- **WHAT YOU SHOULD DO**
Reproduce all the entries precisely.

- **RECORDS FOR THE EXERCISE**
------------------------

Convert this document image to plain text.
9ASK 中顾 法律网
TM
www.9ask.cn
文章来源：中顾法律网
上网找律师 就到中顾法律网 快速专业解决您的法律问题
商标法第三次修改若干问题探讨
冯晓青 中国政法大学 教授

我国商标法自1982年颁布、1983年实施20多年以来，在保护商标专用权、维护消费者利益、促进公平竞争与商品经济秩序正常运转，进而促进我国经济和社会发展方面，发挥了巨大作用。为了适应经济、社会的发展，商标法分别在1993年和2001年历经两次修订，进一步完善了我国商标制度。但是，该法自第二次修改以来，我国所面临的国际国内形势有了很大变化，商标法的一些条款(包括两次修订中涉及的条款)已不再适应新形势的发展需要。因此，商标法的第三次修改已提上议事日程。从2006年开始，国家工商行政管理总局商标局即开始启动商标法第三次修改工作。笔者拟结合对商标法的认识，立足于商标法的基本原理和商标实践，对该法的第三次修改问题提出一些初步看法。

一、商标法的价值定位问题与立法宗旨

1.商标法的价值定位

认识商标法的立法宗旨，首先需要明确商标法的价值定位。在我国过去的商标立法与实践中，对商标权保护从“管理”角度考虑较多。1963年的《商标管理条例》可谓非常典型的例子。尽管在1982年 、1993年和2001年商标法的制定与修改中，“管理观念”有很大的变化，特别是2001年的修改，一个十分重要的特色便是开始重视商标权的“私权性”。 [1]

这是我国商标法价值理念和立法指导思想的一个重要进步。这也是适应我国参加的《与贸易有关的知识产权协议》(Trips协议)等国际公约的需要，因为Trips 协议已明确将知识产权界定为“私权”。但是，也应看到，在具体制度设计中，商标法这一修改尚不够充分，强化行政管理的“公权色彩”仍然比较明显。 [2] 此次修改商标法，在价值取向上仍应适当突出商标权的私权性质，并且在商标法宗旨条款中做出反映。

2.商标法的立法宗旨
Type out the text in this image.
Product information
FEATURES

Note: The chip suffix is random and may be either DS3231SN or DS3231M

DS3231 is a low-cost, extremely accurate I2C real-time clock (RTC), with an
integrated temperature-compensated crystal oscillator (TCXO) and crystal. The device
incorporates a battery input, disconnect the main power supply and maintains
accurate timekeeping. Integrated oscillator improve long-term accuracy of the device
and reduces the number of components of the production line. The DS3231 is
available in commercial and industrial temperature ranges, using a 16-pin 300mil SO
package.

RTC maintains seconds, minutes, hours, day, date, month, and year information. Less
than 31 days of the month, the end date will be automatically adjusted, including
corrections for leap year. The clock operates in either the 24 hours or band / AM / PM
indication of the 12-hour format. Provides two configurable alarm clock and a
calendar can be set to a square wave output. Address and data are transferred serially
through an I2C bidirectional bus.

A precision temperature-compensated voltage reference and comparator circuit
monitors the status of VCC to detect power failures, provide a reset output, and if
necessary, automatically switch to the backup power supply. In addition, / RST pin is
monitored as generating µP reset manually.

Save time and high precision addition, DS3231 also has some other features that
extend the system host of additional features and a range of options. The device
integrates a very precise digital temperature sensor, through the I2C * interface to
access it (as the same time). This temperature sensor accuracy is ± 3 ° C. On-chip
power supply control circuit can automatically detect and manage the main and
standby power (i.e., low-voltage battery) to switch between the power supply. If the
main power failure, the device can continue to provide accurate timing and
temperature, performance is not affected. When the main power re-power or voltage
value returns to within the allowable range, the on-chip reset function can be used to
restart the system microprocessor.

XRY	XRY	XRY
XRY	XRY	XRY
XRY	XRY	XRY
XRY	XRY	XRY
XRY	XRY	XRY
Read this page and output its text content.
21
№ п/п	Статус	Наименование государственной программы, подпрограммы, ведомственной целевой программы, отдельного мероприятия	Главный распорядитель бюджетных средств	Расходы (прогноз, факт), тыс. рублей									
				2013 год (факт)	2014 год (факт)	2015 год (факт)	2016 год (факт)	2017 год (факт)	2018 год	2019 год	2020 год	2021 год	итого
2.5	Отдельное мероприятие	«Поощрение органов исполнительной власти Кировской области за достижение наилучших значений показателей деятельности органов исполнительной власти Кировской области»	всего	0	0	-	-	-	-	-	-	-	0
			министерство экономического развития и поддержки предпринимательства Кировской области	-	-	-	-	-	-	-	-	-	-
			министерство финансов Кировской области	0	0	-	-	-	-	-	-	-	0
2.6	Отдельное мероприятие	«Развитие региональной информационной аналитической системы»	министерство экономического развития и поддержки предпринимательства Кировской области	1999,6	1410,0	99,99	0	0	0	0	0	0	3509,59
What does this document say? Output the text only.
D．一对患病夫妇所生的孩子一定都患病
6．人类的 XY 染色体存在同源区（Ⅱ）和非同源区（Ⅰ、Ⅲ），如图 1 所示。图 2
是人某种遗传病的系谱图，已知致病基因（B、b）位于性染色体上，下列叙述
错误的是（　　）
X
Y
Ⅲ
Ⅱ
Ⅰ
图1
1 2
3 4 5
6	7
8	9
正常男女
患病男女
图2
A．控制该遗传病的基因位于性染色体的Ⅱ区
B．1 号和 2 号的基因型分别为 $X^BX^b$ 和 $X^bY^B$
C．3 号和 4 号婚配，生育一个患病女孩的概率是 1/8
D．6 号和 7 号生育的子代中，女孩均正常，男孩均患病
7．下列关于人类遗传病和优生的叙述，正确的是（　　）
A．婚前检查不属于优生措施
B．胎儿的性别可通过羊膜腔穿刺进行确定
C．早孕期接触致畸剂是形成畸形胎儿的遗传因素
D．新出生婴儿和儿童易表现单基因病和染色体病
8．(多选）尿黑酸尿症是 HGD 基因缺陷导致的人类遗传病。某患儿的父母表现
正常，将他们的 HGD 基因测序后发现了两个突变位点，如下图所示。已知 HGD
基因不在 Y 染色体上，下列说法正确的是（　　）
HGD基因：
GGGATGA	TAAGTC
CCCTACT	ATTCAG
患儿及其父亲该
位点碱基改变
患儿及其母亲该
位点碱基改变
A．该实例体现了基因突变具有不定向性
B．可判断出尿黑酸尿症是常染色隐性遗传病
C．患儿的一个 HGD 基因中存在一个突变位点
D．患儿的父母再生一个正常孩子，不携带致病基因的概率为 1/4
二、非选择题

------------------------

- **EXPECTED ANSWER**
Convert this document image to plain text.
9ASK 中顾 法律网
TM
www.9ask.cn
文章来源：中顾法律网
上网找律师 就到中顾法律网 快速专业解决您的法律问题
商标法第三次修改若干问题探讨
冯晓青 中国政法大学 教授

我国商标法自1982年颁布、1983年实施20多年以来，在保护商标专用权、维护消费者利益、促进公平竞争与商品经济秩序正常运转，进而促进我国经济和社会发展方面，发挥了巨大作用。为了适应经济、社会的发展，商标法分别在1993年和2001年历经两次修订，进一步完善了我国商标制度。但是，该法自第二次修改以来，我国所面临的国际国内形势有了很大变化，商标法的一些条款(包括两次修订中涉及的条款)已不再适应新形势的发展需要。因此，商标法的第三次修改已提上议事日程。从2006年开始，国家工商行政管理总局商标局即开始启动商标法第三次修改工作。笔者拟结合对商标法的认识，立足于商标法的基本原理和商标实践，对该法的第三次修改问题提出一些初步看法。

一、商标法的价值定位问题与立法宗旨

1.商标法的价值定位

认识商标法的立法宗旨，首先需要明确商标法的价值定位。在我国过去的商标立法与实践中，对商标权保护从“管理”角度考虑较多。1963年的《商标管理条例》可谓非常典型的例子。尽管在1982年 、1993年和2001年商标法的制定与修改中，“管理观念”有很大的变化，特别是2001年的修改，一个十分重要的特色便是开始重视商标权的“私权性”。 [1]

这是我国商标法价值理念和立法指导思想的一个重要进步。这也是适应我国参加的《与贸易有关的知识产权协议》(Trips协议)等国际公约的需要，因为Trips 协议已明确将知识产权界定为“私权”。但是，也应看到，在具体制度设计中，商标法这一修改尚不够充分，强化行政管理的“公权色彩”仍然比较明显。 [2] 此次修改商标法，在价值取向上仍应适当突出商标权的私权性质，并且在商标法宗旨条款中做出反映。

2.商标法的立法宗旨
Type out the text in this image.
Product information
FEATURES

Note: The chip suffix is random and may be either DS3231SN or DS3231M

DS3231 is a low-cost, extremely accurate I2C real-time clock (RTC), with an
integrated temperature-compensated crystal oscillator (TCXO) and crystal. The device
incorporates a battery input, disconnect the main power supply and maintains
accurate timekeeping. Integrated oscillator improve long-term accuracy of the device
and reduces the number of components of the production line. The DS3231 is
available in commercial and industrial temperature ranges, using a 16-pin 300mil SO
package.

RTC maintains seconds, minutes, hours, day, date, month, and year information. Less
than 31 days of the month, the end date will be automatically adjusted, including
corrections for leap year. The clock operates in either the 24 hours or band / AM / PM
indication of the 12-hour format. Provides two configurable alarm clock and a
calendar can be set to a square wave output. Address and data are transferred serially
through an I2C bidirectional bus.

A precision temperature-compensated voltage reference and comparator circuit
monitors the status of VCC to detect power failures, provide a reset output, and if
necessary, automatically switch to the backup power supply. In addition, / RST pin is
monitored as generating µP reset manually.

Save time and high precision addition, DS3231 also has some other features that
extend the system host of additional features and a range of options. The device
integrates a very precise digital temperature sensor, through the I2C * interface to
access it (as the same time). This temperature sensor accuracy is ± 3 ° C. On-chip
power supply control circuit can automatically detect and manage the main and
standby power (i.e., low-voltage battery) to switch between the power supply. If the
main power failure, the device can continue to provide accurate timing and
temperature, performance is not affected. When the main power re-power or voltage
value returns to within the allowable range, the on-chip reset function can be used to
restart the system microprocessor.

XRY	XRY	XRY
XRY	XRY	XRY
XRY	XRY	XRY
XRY	XRY	XRY
XRY	XRY	XRY
Read this page and output its text content.
21
№ п/п	Статус	Наименование государственной программы, подпрограммы, ведомственной целевой программы, отдельного мероприятия	Главный распорядитель бюджетных средств	Расходы (прогноз, факт), тыс. рублей									
				2013 год (факт)	2014 год (факт)	2015 год (факт)	2016 год (факт)	2017 год (факт)	2018 год	2019 год	2020 год	2021 год	итого
2.5	Отдельное мероприятие	«Поощрение органов исполнительной власти Кировской области за достижение наилучших значений показателей деятельности органов исполнительной власти Кировской области»	всего	0	0	-	-	-	-	-	-	-	0
			министерство экономического развития и поддержки предпринимательства Кировской области	-	-	-	-	-	-	-	-	-	-
			министерство финансов Кировской области	0	0	-	-	-	-	-	-	-	0
2.6	Отдельное мероприятие	«Развитие региональной информационной аналитической системы»	министерство экономического развития и поддержки предпринимательства Кировской области	1999,6	1410,0	99,99	0	0	0	0	0	0	3509,59
What does this document say? Output the text only.
D．一对患病夫妇所生的孩子一定都患病
6．人类的 XY 染色体存在同源区（Ⅱ）和非同源区（Ⅰ、Ⅲ），如图 1 所示。图 2
是人某种遗传病的系谱图，已知致病基因（B、b）位于性染色体上，下列叙述
错误的是（　　）
X
Y
Ⅲ
Ⅱ
Ⅰ
图1
1 2
3 4 5
6	7
8	9
正常男女
患病男女
图2
A．控制该遗传病的基因位于性染色体的Ⅱ区
B．1 号和 2 号的基因型分别为 $X^BX^b$ 和 $X^bY^B$
C．3 号和 4 号婚配，生育一个患病女孩的概率是 1/8
D．6 号和 7 号生育的子代中，女孩均正常，男孩均患病
7．下列关于人类遗传病和优生的叙述，正确的是（　　）
A．婚前检查不属于优生措施
B．胎儿的性别可通过羊膜腔穿刺进行确定
C．早孕期接触致畸剂是形成畸形胎儿的遗传因素
D．新出生婴儿和儿童易表现单基因病和染色体病
8．(多选）尿黑酸尿症是 HGD 基因缺陷导致的人类遗传病。某患儿的父母表现
正常，将他们的 HGD 基因测序后发现了两个突变位点，如下图所示。已知 HGD
基因不在 Y 染色体上，下列说法正确的是（　　）
HGD基因：
GGGATGA	TAAGTC
CCCTACT	ATTCAG
患儿及其父亲该
位点碱基改变
患儿及其母亲该
位点碱基改变
A．该实例体现了基因突变具有不定向性
B．可判断出尿黑酸尿症是常染色隐性遗传病
C．患儿的一个 HGD 基因中存在一个突变位点
D．患儿的父母再生一个正常孩子，不携带致病基因的概率为 1/4
二、非选择题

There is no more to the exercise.